EXERCISE OBJECTIVE: Give the number of lines containing the word "image", and nothing else.

EXCERPTED RECORDS:
▬▬▬▬▬▬

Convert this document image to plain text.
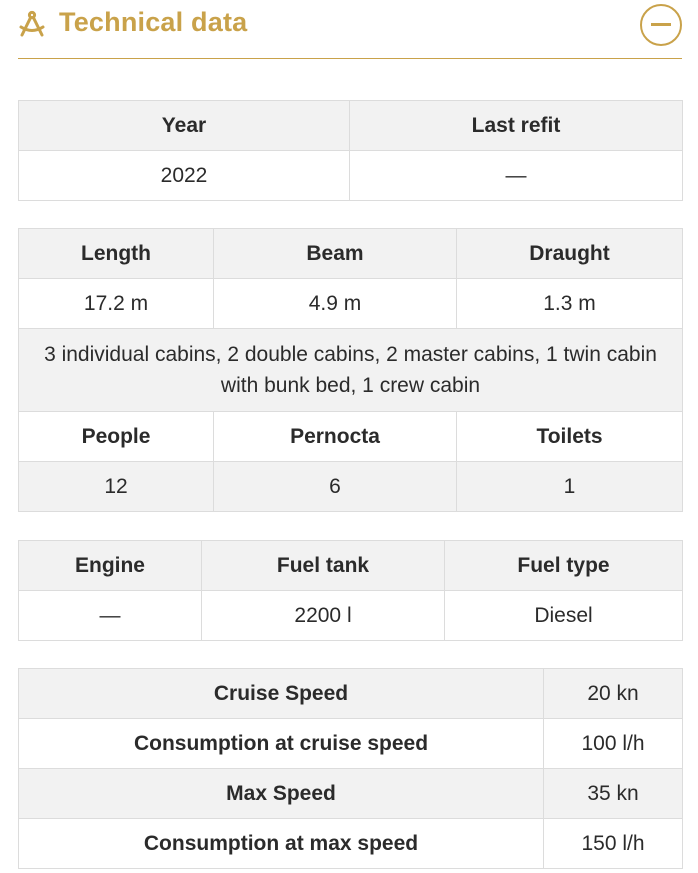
Technical data
Year	Last refit
2022	—
Length	Beam	Draught
17.2 m	4.9 m	1.3 m
3 individual cabins, 2 double cabins, 2 master cabins, 1 twin cabin with bunk bed, 1 crew cabin		
People	Pernocta	Toilets
12	6	1
Engine	Fuel tank	Fuel type
—	2200 l	Diesel
Cruise Speed	20 kn
Consumption at cruise speed	100 l/h
Max Speed	35 kn
Consumption at max speed	150 l/h
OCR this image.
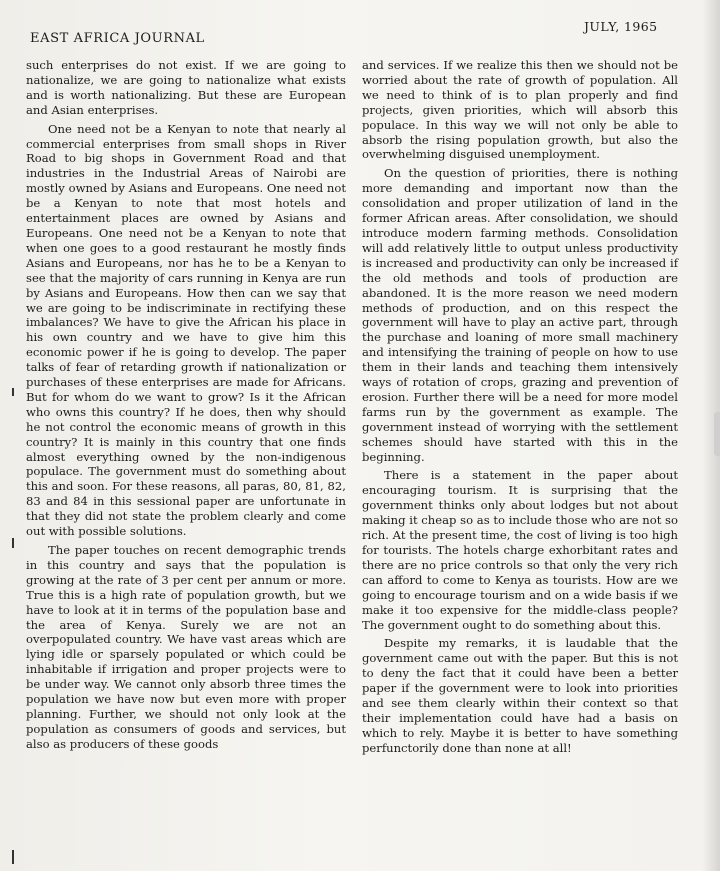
EAST AFRICA JOURNAL
JULY, 1965

such enterprises do not exist. If we are going to nationalize, we are going to nationalize what exists and is worth nationalizing. But these are European and Asian enterprises.

One need not be a Kenyan to note that nearly al commercial enterprises from small shops in River Road to big shops in Government Road and that industries in the Industrial Areas of Nairobi are mostly owned by Asians and Europeans. One need not be a Kenyan to note that most hotels and entertainment places are owned by Asians and Europeans. One need not be a Kenyan to note that when one goes to a good restaurant he mostly finds Asians and Europeans, nor has he to be a Kenyan to see that the majority of cars running in Kenya are run by Asians and Europeans. How then can we say that we are going to be indiscriminate in rectifying these imbalances? We have to give the African his place in his own country and we have to give him this economic power if he is going to develop. The paper talks of fear of retarding growth if nationalization or purchases of these enterprises are made for Africans. But for whom do we want to grow? Is it the African who owns this country? If he does, then why should he not control the economic means of growth in this country? It is mainly in this country that one finds almost everything owned by the non-indigenous populace. The government must do something about this and soon. For these reasons, all paras, 80, 81, 82, 83 and 84 in this sessional paper are unfortunate in that they did not state the problem clearly and come out with possible solutions.

The paper touches on recent demographic trends in this country and says that the population is growing at the rate of 3 per cent per annum or more. True this is a high rate of population growth, but we have to look at it in terms of the population base and the area of Kenya. Surely we are not an overpopulated country. We have vast areas which are lying idle or sparsely populated or which could be inhabitable if irrigation and proper projects were to be under way. We cannot only absorb three times the population we have now but even more with proper planning. Further, we should not only look at the population as consumers of goods and services, but also as producers of these goods

and services. If we realize this then we should not be worried about the rate of growth of population. All we need to think of is to plan properly and find projects, given priorities, which will absorb this populace. In this way we will not only be able to absorb the rising population growth, but also the overwhelming disguised unemployment.

On the question of priorities, there is nothing more demanding and important now than the consolidation and proper utilization of land in the former African areas. After consolidation, we should introduce modern farming methods. Consolidation will add relatively little to output unless productivity is increased and productivity can only be increased if the old methods and tools of production are abandoned. It is the more reason we need modern methods of production, and on this respect the government will have to play an active part, through the purchase and loaning of more small machinery and intensifying the training of people on how to use them in their lands and teaching them intensively ways of rotation of crops, grazing and prevention of erosion. Further there will be a need for more model farms run by the government as example. The government instead of worrying with the settlement schemes should have started with this in the beginning.

There is a statement in the paper about encouraging tourism. It is surprising that the government thinks only about lodges but not about making it cheap so as to include those who are not so rich. At the present time, the cost of living is too high for tourists. The hotels charge exhorbitant rates and there are no price controls so that only the very rich can afford to come to Kenya as tourists. How are we going to encourage tourism and on a wide basis if we make it too expensive for the middle-class people? The government ought to do something about this.

Despite my remarks, it is laudable that the government came out with the paper. But this is not to deny the fact that it could have been a better paper if the government were to look into priorities and see them clearly within their context so that their implementation could have had a basis on which to rely. Maybe it is better to have something perfunctorily done than none at all!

▬▬▬▬▬▬

TASK RESULT: 2